*Written task*
Reproduce the listing below word for word, with no pictures.

[Start Material for the task]

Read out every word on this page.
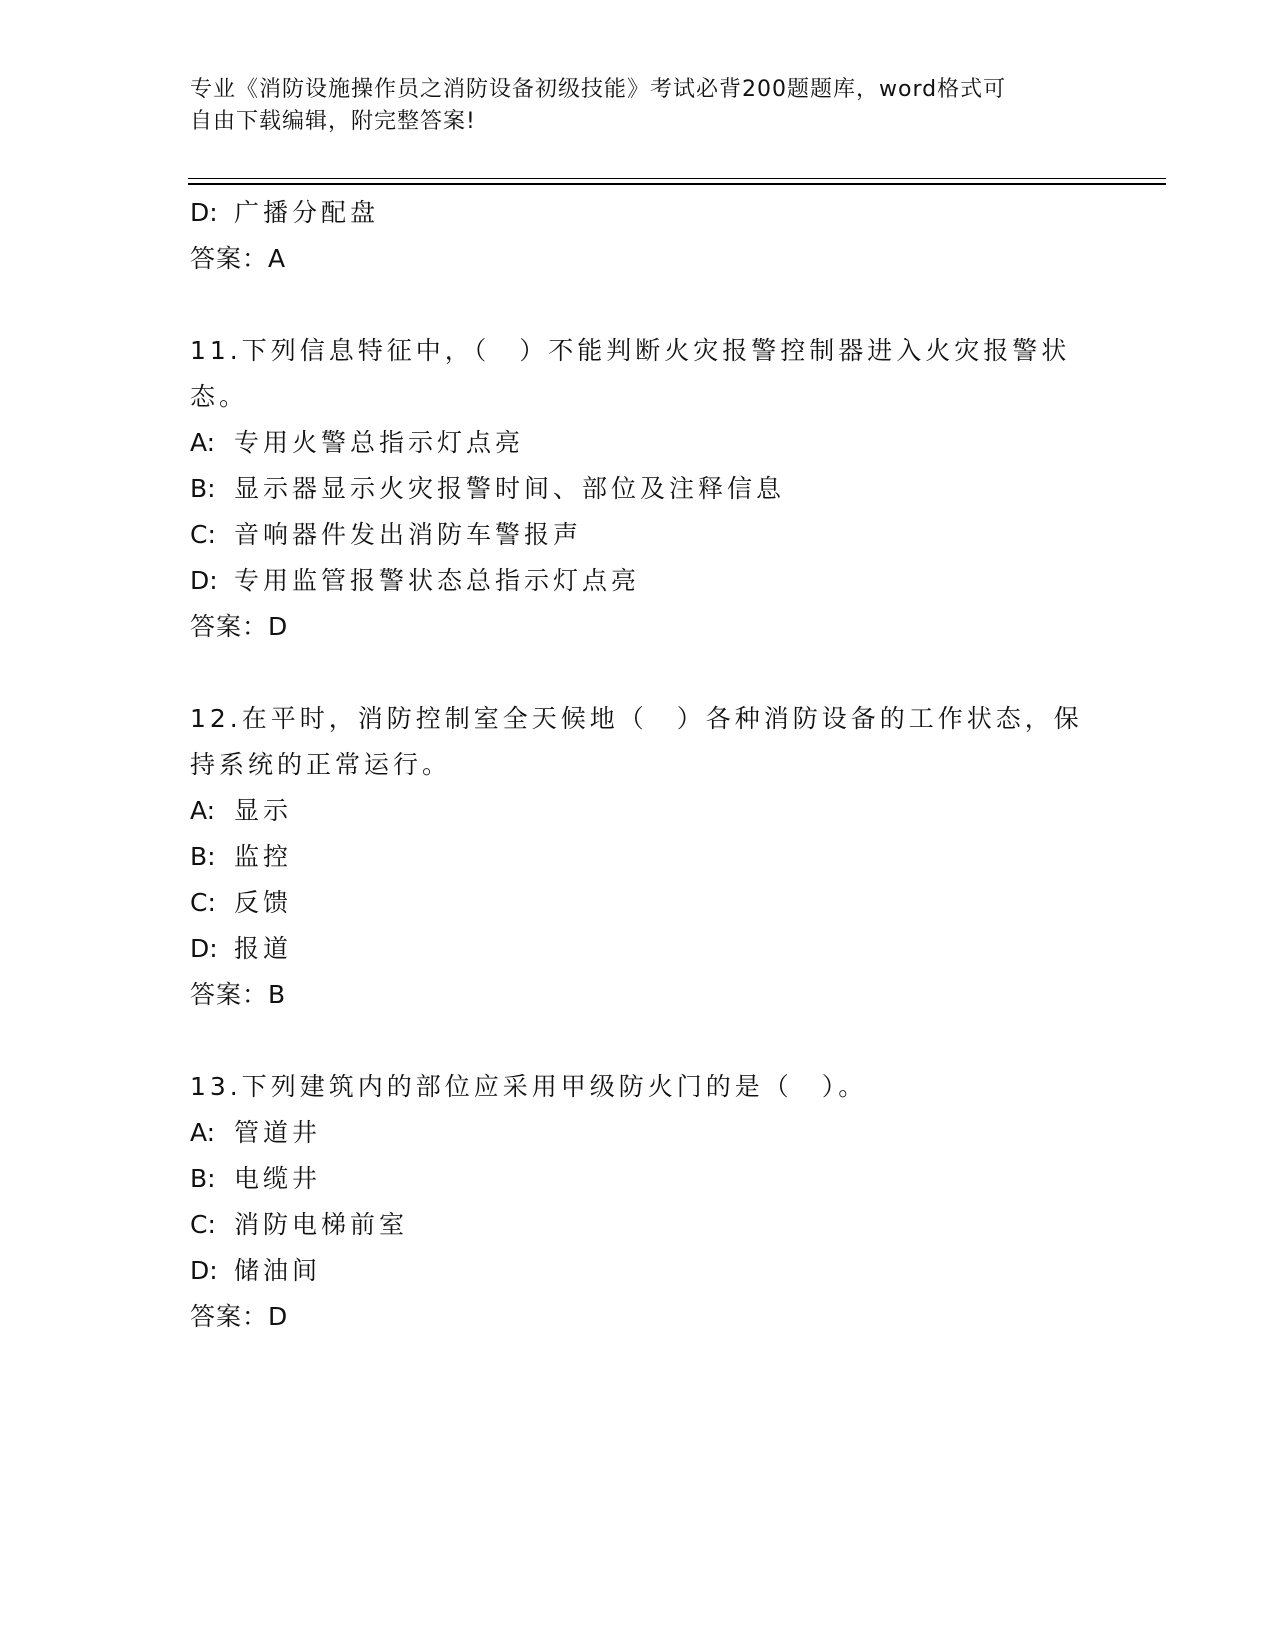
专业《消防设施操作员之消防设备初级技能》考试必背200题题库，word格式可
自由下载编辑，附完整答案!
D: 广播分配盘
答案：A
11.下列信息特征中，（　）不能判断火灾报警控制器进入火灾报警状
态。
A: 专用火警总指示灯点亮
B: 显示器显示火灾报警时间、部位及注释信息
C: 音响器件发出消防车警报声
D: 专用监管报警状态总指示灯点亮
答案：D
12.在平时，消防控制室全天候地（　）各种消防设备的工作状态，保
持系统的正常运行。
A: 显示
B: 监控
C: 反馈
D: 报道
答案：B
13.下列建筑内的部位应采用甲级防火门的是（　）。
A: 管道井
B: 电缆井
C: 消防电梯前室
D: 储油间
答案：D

[End Material for the task]

*Result*
Read out every word on this page.
专业《消防设施操作员之消防设备初级技能》考试必背200题题库，word格式可
自由下载编辑，附完整答案!
D: 广播分配盘
答案：A
11.下列信息特征中，（　）不能判断火灾报警控制器进入火灾报警状
态。
A: 专用火警总指示灯点亮
B: 显示器显示火灾报警时间、部位及注释信息
C: 音响器件发出消防车警报声
D: 专用监管报警状态总指示灯点亮
答案：D
12.在平时，消防控制室全天候地（　）各种消防设备的工作状态，保
持系统的正常运行。
A: 显示
B: 监控
C: 反馈
D: 报道
答案：B
13.下列建筑内的部位应采用甲级防火门的是（　）。
A: 管道井
B: 电缆井
C: 消防电梯前室
D: 储油间
答案：D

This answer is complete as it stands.